Stated goal: Extract each line containing the string "Frascos".

====== Records shown

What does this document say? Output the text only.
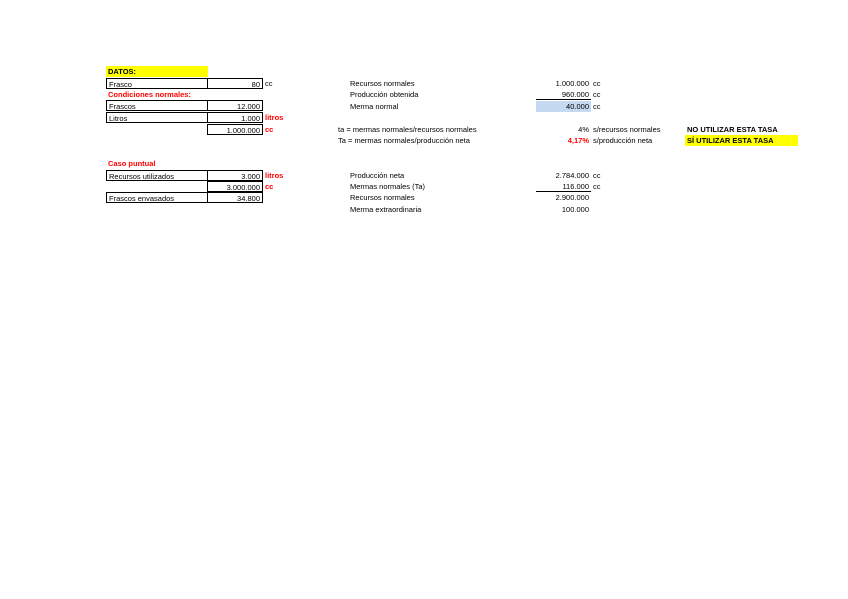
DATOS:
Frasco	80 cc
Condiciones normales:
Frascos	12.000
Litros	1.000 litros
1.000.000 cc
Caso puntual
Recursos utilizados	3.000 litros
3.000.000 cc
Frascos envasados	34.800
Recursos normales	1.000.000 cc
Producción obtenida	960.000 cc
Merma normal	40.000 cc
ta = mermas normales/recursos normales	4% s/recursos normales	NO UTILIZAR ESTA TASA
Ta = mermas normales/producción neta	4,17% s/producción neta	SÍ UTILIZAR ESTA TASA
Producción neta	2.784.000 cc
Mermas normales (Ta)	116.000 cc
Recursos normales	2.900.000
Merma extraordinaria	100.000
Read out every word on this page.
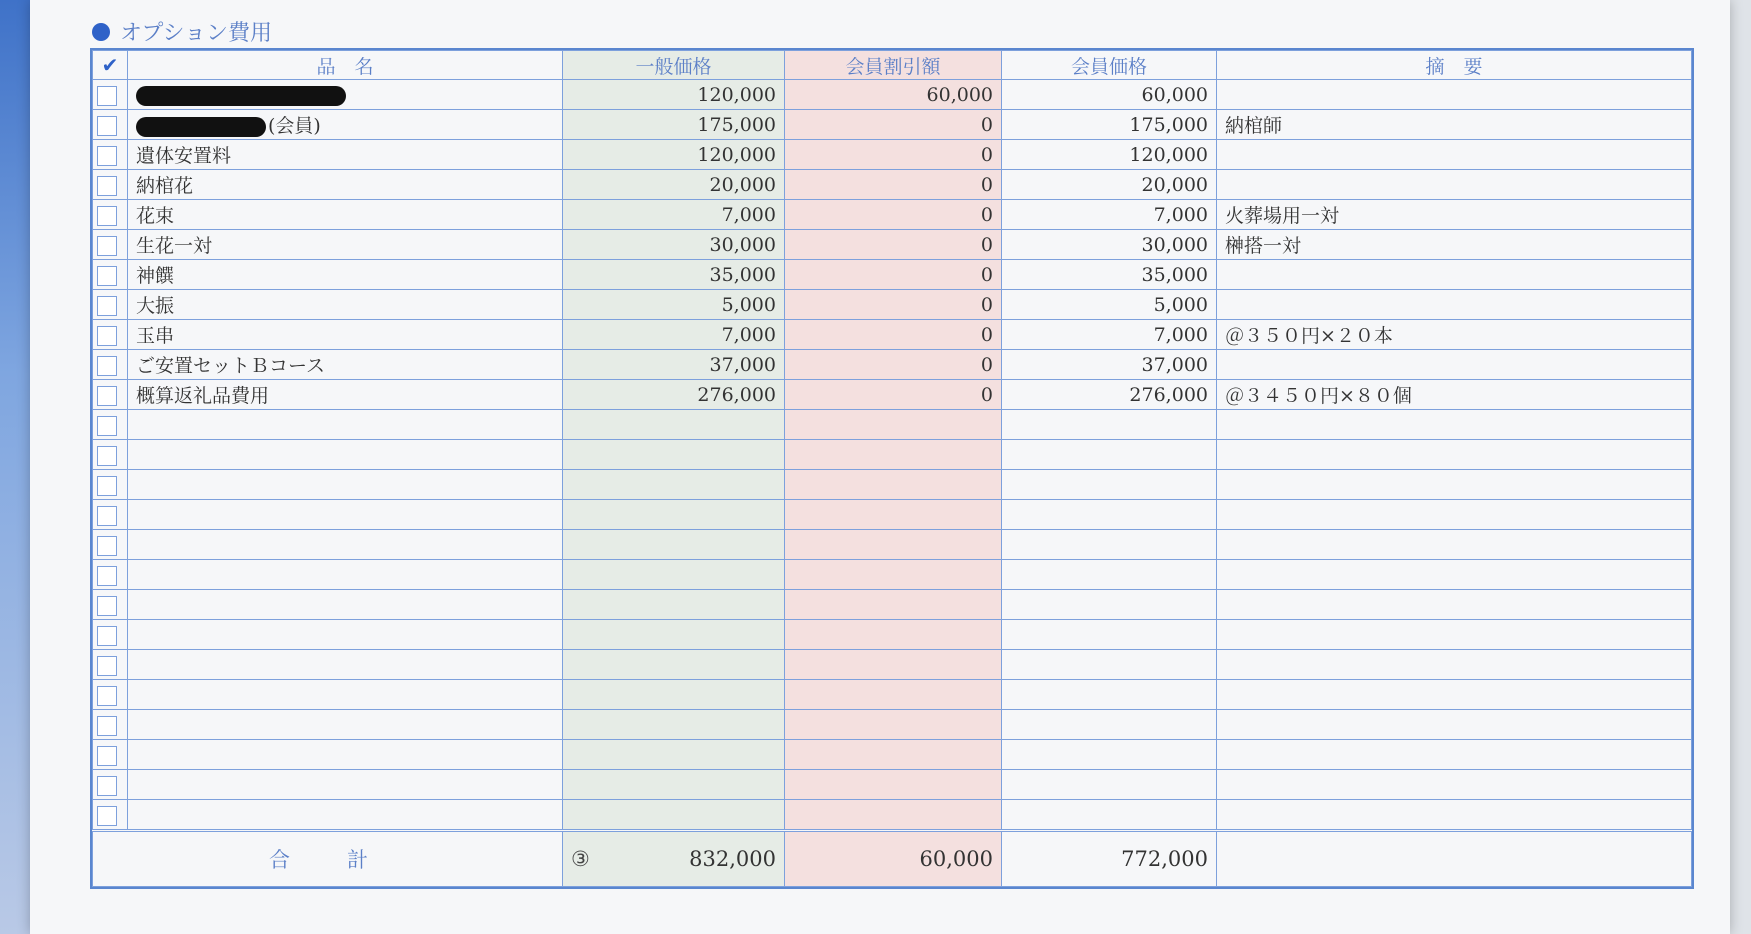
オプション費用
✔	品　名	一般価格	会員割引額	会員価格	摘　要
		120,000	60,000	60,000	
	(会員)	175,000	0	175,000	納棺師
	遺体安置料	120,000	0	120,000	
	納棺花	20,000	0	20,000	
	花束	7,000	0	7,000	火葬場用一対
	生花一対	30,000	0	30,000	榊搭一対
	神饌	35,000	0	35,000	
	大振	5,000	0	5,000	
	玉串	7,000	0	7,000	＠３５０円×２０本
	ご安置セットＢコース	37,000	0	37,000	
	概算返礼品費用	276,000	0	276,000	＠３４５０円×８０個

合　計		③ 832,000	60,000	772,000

============

Solution to the problem:
Frascos	12.000
Frascos envasados	34.800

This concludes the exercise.